▶ _EXCERPT TO READ_:

------------------------------------------------

Prague, 22 March 2002 (RFE/RL) -- Russia's demographic decline is well known.
People are dying faster than they're being born. The country is shrinking by
about 750,000 people a year. If current trends persist, some demographers think
the population could shrink by up to one-third -- from today's 144 million --
within the next 50 years.
As if that picture isn't gloomy enough, as few as one in four babies is born
healthy, and around three-quarters of women suffer some sort of illness during
their pregnancies.
Hans Troedsson is head of child and adolescent health and development at the
World Health Organization (WHO), which this week held a conference on child
health in Stockholm. On the phone from the conference, he told RFE/RL the simple
reason why it is so important to give children a healthy start in life.
"It's an investment. If we don't invest in our children, which starts
with the newborn, we will not make progress. And it's not just for the children
to survive. It's also to develop to their full potential. We want healthy
children. We want children who have good ability and capacity to learn because
they are the future. They are the ones who are going to take over. They are our
future leaders, engineers, doctors, workers, who are going to move ahead. So it
also has a more practical reason, why we have to start with the newborns,"
Troedsson said.

------------------------------------------------

▶ _RECORD SET_:
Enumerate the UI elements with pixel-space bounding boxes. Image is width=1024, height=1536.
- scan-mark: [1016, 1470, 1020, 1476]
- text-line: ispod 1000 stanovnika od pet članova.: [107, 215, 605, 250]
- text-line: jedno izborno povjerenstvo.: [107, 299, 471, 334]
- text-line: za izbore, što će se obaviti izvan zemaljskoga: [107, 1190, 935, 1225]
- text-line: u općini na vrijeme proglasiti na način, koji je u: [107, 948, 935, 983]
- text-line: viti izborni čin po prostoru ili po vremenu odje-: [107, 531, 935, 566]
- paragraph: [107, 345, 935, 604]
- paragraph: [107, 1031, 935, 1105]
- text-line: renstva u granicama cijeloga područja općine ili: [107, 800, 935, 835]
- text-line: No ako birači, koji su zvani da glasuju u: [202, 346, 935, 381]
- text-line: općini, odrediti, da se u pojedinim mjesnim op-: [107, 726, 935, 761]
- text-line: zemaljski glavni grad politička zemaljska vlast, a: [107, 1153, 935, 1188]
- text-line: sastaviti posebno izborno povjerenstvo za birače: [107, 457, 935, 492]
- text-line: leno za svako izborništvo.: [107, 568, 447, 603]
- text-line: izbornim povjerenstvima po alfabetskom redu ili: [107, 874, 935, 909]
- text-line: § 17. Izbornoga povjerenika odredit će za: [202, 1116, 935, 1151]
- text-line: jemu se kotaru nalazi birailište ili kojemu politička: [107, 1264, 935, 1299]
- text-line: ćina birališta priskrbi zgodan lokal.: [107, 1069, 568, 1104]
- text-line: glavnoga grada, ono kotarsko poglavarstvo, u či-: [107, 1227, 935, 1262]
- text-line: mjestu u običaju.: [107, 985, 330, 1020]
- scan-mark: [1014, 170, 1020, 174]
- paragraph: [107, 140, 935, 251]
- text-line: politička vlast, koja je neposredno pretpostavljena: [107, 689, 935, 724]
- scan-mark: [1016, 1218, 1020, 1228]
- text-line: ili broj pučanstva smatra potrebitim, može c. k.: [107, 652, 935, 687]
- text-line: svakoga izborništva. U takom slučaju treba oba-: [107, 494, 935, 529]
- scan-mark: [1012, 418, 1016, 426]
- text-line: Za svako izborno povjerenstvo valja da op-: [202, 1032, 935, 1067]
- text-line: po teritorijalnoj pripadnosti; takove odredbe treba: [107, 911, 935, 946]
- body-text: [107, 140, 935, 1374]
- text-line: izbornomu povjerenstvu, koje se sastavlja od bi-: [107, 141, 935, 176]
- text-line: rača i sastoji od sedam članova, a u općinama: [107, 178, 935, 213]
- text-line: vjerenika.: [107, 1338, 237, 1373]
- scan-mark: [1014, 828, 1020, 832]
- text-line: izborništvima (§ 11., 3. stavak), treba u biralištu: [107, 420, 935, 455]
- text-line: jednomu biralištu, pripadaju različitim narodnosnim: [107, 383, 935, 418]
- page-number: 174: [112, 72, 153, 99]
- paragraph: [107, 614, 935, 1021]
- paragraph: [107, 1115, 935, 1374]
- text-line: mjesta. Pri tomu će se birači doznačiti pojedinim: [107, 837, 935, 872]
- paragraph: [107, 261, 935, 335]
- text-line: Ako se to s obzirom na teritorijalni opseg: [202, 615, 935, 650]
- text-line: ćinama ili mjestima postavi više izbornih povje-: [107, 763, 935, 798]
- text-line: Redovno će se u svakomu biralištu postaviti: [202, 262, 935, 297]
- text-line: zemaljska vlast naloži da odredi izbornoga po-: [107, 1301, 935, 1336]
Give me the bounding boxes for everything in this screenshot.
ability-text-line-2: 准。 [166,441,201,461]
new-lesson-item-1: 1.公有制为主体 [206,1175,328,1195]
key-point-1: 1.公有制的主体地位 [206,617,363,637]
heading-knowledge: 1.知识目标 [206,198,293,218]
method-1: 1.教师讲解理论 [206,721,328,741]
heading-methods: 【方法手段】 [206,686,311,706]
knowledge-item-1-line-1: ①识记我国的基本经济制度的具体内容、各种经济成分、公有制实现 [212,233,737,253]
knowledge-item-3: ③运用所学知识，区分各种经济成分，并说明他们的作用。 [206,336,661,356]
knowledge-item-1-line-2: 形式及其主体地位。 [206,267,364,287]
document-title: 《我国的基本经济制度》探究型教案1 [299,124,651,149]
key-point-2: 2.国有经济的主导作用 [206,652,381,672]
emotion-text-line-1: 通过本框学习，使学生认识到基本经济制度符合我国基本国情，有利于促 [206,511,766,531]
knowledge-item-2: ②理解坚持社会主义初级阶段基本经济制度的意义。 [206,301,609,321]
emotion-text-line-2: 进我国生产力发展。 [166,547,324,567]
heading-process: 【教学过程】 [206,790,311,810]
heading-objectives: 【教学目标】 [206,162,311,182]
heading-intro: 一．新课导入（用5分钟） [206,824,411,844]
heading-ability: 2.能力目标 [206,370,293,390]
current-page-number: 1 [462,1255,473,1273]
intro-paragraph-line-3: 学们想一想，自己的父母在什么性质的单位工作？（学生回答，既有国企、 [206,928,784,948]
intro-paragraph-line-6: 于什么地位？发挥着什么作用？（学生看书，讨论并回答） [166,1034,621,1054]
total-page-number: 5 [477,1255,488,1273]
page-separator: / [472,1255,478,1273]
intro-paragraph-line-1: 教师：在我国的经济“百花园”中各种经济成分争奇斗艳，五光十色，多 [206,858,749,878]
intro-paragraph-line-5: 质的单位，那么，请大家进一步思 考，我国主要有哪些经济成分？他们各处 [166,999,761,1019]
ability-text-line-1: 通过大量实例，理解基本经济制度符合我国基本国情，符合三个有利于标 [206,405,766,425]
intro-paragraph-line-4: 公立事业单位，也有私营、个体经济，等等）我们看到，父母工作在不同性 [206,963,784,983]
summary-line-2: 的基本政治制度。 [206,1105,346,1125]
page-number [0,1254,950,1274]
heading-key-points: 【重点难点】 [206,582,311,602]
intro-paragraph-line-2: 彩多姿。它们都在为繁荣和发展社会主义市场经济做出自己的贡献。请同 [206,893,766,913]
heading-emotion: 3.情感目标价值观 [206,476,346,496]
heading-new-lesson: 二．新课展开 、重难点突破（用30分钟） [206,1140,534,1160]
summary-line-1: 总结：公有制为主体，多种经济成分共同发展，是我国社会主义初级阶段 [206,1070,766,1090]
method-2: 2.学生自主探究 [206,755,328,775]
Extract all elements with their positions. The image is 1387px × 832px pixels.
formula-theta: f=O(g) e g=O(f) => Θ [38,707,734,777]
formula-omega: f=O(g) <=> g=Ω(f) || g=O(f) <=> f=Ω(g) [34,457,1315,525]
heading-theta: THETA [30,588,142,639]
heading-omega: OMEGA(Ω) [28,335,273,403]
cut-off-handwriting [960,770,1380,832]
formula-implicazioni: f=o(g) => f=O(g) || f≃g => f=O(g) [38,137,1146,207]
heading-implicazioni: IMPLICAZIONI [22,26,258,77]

------------------------------------------------

▶ _WORK REQUIRED_:
Could you repeat, word for word, the part of the excerpt on Russia's population decline above that opens with the words containing "Hans Troedsson is" and closes with "start in life."?

▶ _ANSWER BOX_:
Hans Troedsson is head of child and adolescent health and development at the
World Health Organization (WHO), which this week held a conference on child
health in Stockholm. On the phone from the conference, he told RFE/RL the simple
reason why it is so important to give children a healthy start in life.